Problem to work on> Find the lines that hold the word "title" and return them.

--- begin Stored records ---

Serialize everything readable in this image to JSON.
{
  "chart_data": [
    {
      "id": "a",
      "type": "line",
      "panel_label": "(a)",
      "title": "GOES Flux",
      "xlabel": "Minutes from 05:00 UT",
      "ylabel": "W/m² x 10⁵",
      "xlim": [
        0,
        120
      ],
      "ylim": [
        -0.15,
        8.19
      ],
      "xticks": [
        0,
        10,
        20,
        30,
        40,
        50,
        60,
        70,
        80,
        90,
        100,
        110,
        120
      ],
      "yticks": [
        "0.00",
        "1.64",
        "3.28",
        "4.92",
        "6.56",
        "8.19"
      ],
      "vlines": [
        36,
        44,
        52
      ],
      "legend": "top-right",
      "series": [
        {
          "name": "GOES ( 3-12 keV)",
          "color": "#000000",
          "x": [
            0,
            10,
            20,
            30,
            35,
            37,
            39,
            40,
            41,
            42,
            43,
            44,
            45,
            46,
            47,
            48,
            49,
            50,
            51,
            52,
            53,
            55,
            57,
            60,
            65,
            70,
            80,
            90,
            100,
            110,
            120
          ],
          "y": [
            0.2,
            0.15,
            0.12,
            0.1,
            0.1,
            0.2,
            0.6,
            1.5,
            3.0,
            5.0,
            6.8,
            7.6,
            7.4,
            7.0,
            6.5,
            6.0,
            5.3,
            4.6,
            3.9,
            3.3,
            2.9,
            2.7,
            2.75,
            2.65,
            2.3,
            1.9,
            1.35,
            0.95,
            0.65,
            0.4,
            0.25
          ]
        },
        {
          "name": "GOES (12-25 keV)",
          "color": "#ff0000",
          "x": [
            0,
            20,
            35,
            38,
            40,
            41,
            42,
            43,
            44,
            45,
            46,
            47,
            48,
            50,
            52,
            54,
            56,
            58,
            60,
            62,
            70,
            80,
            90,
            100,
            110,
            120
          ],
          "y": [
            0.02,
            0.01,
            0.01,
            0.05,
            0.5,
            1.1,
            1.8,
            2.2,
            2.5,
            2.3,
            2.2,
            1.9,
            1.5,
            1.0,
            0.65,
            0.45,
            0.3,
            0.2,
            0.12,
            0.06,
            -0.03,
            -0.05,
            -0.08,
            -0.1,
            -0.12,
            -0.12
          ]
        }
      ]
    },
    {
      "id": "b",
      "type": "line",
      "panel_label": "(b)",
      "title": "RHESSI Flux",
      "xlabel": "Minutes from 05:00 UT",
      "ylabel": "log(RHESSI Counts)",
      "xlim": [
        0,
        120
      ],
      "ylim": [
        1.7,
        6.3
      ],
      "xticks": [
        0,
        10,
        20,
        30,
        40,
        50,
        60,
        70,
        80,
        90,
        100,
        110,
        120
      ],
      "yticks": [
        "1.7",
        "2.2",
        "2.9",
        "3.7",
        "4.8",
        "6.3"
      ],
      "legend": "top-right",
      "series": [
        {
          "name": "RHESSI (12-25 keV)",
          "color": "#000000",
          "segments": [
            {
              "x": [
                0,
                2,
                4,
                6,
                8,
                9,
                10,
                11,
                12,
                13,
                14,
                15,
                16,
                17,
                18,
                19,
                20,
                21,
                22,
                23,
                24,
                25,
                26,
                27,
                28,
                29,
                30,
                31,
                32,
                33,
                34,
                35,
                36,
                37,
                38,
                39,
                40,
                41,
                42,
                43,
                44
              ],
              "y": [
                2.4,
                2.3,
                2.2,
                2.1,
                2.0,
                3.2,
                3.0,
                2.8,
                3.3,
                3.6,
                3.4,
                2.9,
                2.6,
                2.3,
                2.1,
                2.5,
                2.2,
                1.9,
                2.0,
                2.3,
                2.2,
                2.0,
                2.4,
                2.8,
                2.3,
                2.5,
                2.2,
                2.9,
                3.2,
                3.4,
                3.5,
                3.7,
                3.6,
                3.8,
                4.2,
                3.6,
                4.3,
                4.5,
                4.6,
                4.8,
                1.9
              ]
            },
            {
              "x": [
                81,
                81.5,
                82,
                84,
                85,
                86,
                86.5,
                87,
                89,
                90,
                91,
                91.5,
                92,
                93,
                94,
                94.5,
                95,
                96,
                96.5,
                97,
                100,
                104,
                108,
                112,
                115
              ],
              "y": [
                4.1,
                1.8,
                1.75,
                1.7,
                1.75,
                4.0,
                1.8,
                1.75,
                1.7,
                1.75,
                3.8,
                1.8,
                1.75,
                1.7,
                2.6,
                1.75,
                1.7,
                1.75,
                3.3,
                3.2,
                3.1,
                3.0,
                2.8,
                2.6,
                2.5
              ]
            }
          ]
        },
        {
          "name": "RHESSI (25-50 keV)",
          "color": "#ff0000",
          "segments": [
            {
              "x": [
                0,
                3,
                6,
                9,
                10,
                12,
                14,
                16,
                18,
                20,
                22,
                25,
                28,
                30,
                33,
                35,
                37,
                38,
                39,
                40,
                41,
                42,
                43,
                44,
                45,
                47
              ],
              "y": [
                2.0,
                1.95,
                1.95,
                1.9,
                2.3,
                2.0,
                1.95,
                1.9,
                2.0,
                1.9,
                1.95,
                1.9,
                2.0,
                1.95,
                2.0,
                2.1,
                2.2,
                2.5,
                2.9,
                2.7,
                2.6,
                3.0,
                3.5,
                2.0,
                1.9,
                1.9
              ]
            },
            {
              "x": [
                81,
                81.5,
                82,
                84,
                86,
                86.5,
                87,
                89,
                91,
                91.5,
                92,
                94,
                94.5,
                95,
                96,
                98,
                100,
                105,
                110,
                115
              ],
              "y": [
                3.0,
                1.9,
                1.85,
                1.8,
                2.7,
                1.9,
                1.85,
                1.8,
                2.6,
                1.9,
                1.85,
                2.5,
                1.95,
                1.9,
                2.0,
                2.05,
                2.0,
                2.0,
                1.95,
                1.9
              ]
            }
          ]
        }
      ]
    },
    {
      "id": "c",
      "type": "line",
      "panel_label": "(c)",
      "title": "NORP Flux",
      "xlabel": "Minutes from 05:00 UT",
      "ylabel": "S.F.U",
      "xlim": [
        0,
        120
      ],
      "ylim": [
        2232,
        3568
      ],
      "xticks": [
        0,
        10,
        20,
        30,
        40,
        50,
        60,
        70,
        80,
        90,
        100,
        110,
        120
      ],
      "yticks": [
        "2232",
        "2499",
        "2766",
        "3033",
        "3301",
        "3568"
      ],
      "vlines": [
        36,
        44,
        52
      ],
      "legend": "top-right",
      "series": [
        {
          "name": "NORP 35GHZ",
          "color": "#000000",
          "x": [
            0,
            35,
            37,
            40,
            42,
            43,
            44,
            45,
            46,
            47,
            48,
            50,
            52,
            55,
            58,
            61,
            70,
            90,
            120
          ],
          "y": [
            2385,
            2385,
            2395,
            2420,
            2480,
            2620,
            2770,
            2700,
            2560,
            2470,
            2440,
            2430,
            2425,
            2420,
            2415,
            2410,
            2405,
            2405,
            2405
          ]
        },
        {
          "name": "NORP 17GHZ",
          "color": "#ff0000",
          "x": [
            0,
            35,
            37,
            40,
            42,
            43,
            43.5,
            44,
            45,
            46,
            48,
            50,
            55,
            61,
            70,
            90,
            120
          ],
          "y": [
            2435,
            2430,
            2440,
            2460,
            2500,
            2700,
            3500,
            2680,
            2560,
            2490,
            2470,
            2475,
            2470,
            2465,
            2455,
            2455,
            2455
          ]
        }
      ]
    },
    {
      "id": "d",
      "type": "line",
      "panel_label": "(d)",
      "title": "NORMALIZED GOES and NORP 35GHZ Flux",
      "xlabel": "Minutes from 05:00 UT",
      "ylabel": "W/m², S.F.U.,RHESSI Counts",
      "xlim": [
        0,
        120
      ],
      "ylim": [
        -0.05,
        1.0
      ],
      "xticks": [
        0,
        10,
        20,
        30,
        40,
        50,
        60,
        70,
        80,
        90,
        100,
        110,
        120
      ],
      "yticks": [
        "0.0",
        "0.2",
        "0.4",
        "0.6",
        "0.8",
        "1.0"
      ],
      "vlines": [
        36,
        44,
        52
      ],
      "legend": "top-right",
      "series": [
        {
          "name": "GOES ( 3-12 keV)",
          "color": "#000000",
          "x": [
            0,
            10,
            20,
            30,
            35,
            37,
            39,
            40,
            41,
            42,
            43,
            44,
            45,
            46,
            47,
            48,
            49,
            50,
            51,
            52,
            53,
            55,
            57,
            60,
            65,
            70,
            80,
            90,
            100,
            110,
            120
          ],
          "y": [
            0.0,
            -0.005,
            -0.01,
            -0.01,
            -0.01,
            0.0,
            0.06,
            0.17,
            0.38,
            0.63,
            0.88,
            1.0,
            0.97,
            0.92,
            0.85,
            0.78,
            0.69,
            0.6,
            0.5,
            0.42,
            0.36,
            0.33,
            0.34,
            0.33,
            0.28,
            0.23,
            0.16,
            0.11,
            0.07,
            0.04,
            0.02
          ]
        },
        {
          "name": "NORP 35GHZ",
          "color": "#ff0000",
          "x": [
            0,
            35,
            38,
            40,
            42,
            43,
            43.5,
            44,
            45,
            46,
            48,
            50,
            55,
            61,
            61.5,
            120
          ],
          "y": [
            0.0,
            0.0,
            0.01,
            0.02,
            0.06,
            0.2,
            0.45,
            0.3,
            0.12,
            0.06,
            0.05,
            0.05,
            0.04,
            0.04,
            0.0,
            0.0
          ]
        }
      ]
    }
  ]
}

--- end Stored records ---

Output for this task>
      "title": "GOES Flux",
      "title": "RHESSI Flux",
      "title": "NORP Flux",
      "title": "NORMALIZED GOES and NORP 35GHZ Flux",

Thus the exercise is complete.